▶ [Instructions to follow] Below is a listing; copy all of it exactly.

▶ [Records shown]
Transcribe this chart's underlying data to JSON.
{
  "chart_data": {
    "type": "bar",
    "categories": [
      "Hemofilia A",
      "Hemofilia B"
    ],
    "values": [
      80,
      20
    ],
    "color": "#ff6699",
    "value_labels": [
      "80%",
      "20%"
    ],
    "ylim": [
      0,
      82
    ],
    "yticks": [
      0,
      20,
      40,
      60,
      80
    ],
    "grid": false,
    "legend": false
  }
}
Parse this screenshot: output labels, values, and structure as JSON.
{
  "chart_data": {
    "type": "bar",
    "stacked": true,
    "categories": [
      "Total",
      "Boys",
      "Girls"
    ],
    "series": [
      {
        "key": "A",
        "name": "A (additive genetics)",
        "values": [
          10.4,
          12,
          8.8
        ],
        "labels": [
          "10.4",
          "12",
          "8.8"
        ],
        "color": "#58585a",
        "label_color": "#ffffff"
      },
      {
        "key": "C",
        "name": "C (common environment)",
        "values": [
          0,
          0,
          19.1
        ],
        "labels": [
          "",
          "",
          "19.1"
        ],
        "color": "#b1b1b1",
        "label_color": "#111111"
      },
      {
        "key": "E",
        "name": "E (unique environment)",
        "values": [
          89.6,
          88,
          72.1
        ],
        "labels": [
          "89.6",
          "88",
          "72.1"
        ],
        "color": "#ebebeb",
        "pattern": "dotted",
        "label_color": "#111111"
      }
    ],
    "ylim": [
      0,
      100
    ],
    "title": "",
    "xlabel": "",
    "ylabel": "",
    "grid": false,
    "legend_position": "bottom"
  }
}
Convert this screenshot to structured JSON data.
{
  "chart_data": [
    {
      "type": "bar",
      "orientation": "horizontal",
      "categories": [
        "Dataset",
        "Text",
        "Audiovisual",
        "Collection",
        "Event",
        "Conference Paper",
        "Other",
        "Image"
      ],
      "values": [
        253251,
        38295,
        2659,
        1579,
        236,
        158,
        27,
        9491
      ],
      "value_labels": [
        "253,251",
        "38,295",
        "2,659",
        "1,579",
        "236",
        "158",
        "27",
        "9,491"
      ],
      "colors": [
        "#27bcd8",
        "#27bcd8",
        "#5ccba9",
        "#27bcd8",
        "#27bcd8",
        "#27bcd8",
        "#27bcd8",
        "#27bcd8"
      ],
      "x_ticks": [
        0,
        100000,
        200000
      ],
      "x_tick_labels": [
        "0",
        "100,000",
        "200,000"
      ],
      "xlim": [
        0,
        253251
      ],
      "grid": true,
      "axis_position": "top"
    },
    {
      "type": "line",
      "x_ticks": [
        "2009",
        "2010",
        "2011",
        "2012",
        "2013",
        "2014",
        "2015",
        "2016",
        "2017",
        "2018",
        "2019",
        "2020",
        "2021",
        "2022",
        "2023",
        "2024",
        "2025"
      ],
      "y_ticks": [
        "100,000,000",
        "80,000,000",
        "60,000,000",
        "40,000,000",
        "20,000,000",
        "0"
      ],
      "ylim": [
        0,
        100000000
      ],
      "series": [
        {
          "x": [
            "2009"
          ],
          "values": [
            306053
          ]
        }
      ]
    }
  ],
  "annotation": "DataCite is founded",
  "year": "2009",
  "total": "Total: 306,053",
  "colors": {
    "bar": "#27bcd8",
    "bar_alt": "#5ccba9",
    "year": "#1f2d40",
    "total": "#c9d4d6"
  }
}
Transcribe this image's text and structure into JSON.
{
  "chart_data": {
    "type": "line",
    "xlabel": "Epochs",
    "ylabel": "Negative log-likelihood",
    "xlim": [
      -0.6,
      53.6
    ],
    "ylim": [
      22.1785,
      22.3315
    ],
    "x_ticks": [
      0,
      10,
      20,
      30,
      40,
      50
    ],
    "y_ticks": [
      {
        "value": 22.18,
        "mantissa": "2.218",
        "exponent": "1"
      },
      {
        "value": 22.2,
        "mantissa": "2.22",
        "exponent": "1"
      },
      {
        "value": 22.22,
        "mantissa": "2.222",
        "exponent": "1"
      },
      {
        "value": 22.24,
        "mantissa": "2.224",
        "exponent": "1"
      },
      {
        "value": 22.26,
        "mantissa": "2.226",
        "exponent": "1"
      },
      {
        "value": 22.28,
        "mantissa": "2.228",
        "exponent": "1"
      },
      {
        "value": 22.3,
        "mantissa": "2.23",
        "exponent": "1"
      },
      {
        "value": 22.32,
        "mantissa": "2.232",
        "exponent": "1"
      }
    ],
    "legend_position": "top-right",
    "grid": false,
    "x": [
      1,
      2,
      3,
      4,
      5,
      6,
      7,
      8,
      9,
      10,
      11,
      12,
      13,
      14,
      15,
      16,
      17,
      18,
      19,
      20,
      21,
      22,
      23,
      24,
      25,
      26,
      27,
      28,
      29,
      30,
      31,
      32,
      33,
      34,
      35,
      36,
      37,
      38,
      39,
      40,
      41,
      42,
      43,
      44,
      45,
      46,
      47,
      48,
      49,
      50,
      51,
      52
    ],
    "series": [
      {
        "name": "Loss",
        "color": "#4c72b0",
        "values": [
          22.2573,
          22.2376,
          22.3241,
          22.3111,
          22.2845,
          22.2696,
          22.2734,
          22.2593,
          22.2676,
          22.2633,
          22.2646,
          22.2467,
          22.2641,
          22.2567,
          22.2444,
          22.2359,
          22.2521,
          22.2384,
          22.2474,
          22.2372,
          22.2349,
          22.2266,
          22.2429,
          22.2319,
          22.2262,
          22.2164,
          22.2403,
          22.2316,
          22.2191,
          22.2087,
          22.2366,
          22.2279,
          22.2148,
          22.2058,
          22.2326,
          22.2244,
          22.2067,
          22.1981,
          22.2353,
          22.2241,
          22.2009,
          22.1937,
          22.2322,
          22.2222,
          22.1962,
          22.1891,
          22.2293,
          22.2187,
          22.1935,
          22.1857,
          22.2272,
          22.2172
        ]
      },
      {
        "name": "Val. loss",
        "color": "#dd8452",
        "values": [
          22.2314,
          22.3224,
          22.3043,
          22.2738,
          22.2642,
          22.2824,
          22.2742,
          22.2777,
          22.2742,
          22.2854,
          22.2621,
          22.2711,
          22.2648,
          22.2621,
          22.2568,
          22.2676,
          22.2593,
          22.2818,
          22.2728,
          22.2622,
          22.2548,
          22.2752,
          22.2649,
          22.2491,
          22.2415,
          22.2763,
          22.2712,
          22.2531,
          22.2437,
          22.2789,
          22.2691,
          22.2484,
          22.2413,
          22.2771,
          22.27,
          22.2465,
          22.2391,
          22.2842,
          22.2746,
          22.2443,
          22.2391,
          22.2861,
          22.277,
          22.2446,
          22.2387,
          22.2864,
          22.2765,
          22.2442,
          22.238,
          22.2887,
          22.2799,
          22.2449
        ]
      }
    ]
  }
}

▶ [Output of the task]
Transcribe this chart's underlying data to JSON.
{
  "chart_data": {
    "type": "bar",
    "categories": [
      "Hemofilia A",
      "Hemofilia B"
    ],
    "values": [
      80,
      20
    ],
    "color": "#ff6699",
    "value_labels": [
      "80%",
      "20%"
    ],
    "ylim": [
      0,
      82
    ],
    "yticks": [
      0,
      20,
      40,
      60,
      80
    ],
    "grid": false,
    "legend": false
  }
}
Parse this screenshot: output labels, values, and structure as JSON.
{
  "chart_data": {
    "type": "bar",
    "stacked": true,
    "categories": [
      "Total",
      "Boys",
      "Girls"
    ],
    "series": [
      {
        "key": "A",
        "name": "A (additive genetics)",
        "values": [
          10.4,
          12,
          8.8
        ],
        "labels": [
          "10.4",
          "12",
          "8.8"
        ],
        "color": "#58585a",
        "label_color": "#ffffff"
      },
      {
        "key": "C",
        "name": "C (common environment)",
        "values": [
          0,
          0,
          19.1
        ],
        "labels": [
          "",
          "",
          "19.1"
        ],
        "color": "#b1b1b1",
        "label_color": "#111111"
      },
      {
        "key": "E",
        "name": "E (unique environment)",
        "values": [
          89.6,
          88,
          72.1
        ],
        "labels": [
          "89.6",
          "88",
          "72.1"
        ],
        "color": "#ebebeb",
        "pattern": "dotted",
        "label_color": "#111111"
      }
    ],
    "ylim": [
      0,
      100
    ],
    "title": "",
    "xlabel": "",
    "ylabel": "",
    "grid": false,
    "legend_position": "bottom"
  }
}
Convert this screenshot to structured JSON data.
{
  "chart_data": [
    {
      "type": "bar",
      "orientation": "horizontal",
      "categories": [
        "Dataset",
        "Text",
        "Audiovisual",
        "Collection",
        "Event",
        "Conference Paper",
        "Other",
        "Image"
      ],
      "values": [
        253251,
        38295,
        2659,
        1579,
        236,
        158,
        27,
        9491
      ],
      "value_labels": [
        "253,251",
        "38,295",
        "2,659",
        "1,579",
        "236",
        "158",
        "27",
        "9,491"
      ],
      "colors": [
        "#27bcd8",
        "#27bcd8",
        "#5ccba9",
        "#27bcd8",
        "#27bcd8",
        "#27bcd8",
        "#27bcd8",
        "#27bcd8"
      ],
      "x_ticks": [
        0,
        100000,
        200000
      ],
      "x_tick_labels": [
        "0",
        "100,000",
        "200,000"
      ],
      "xlim": [
        0,
        253251
      ],
      "grid": true,
      "axis_position": "top"
    },
    {
      "type": "line",
      "x_ticks": [
        "2009",
        "2010",
        "2011",
        "2012",
        "2013",
        "2014",
        "2015",
        "2016",
        "2017",
        "2018",
        "2019",
        "2020",
        "2021",
        "2022",
        "2023",
        "2024",
        "2025"
      ],
      "y_ticks": [
        "100,000,000",
        "80,000,000",
        "60,000,000",
        "40,000,000",
        "20,000,000",
        "0"
      ],
      "ylim": [
        0,
        100000000
      ],
      "series": [
        {
          "x": [
            "2009"
          ],
          "values": [
            306053
          ]
        }
      ]
    }
  ],
  "annotation": "DataCite is founded",
  "year": "2009",
  "total": "Total: 306,053",
  "colors": {
    "bar": "#27bcd8",
    "bar_alt": "#5ccba9",
    "year": "#1f2d40",
    "total": "#c9d4d6"
  }
}
Transcribe this image's text and structure into JSON.
{
  "chart_data": {
    "type": "line",
    "xlabel": "Epochs",
    "ylabel": "Negative log-likelihood",
    "xlim": [
      -0.6,
      53.6
    ],
    "ylim": [
      22.1785,
      22.3315
    ],
    "x_ticks": [
      0,
      10,
      20,
      30,
      40,
      50
    ],
    "y_ticks": [
      {
        "value": 22.18,
        "mantissa": "2.218",
        "exponent": "1"
      },
      {
        "value": 22.2,
        "mantissa": "2.22",
        "exponent": "1"
      },
      {
        "value": 22.22,
        "mantissa": "2.222",
        "exponent": "1"
      },
      {
        "value": 22.24,
        "mantissa": "2.224",
        "exponent": "1"
      },
      {
        "value": 22.26,
        "mantissa": "2.226",
        "exponent": "1"
      },
      {
        "value": 22.28,
        "mantissa": "2.228",
        "exponent": "1"
      },
      {
        "value": 22.3,
        "mantissa": "2.23",
        "exponent": "1"
      },
      {
        "value": 22.32,
        "mantissa": "2.232",
        "exponent": "1"
      }
    ],
    "legend_position": "top-right",
    "grid": false,
    "x": [
      1,
      2,
      3,
      4,
      5,
      6,
      7,
      8,
      9,
      10,
      11,
      12,
      13,
      14,
      15,
      16,
      17,
      18,
      19,
      20,
      21,
      22,
      23,
      24,
      25,
      26,
      27,
      28,
      29,
      30,
      31,
      32,
      33,
      34,
      35,
      36,
      37,
      38,
      39,
      40,
      41,
      42,
      43,
      44,
      45,
      46,
      47,
      48,
      49,
      50,
      51,
      52
    ],
    "series": [
      {
        "name": "Loss",
        "color": "#4c72b0",
        "values": [
          22.2573,
          22.2376,
          22.3241,
          22.3111,
          22.2845,
          22.2696,
          22.2734,
          22.2593,
          22.2676,
          22.2633,
          22.2646,
          22.2467,
          22.2641,
          22.2567,
          22.2444,
          22.2359,
          22.2521,
          22.2384,
          22.2474,
          22.2372,
          22.2349,
          22.2266,
          22.2429,
          22.2319,
          22.2262,
          22.2164,
          22.2403,
          22.2316,
          22.2191,
          22.2087,
          22.2366,
          22.2279,
          22.2148,
          22.2058,
          22.2326,
          22.2244,
          22.2067,
          22.1981,
          22.2353,
          22.2241,
          22.2009,
          22.1937,
          22.2322,
          22.2222,
          22.1962,
          22.1891,
          22.2293,
          22.2187,
          22.1935,
          22.1857,
          22.2272,
          22.2172
        ]
      },
      {
        "name": "Val. loss",
        "color": "#dd8452",
        "values": [
          22.2314,
          22.3224,
          22.3043,
          22.2738,
          22.2642,
          22.2824,
          22.2742,
          22.2777,
          22.2742,
          22.2854,
          22.2621,
          22.2711,
          22.2648,
          22.2621,
          22.2568,
          22.2676,
          22.2593,
          22.2818,
          22.2728,
          22.2622,
          22.2548,
          22.2752,
          22.2649,
          22.2491,
          22.2415,
          22.2763,
          22.2712,
          22.2531,
          22.2437,
          22.2789,
          22.2691,
          22.2484,
          22.2413,
          22.2771,
          22.27,
          22.2465,
          22.2391,
          22.2842,
          22.2746,
          22.2443,
          22.2391,
          22.2861,
          22.277,
          22.2446,
          22.2387,
          22.2864,
          22.2765,
          22.2442,
          22.238,
          22.2887,
          22.2799,
          22.2449
        ]
      }
    ]
  }
}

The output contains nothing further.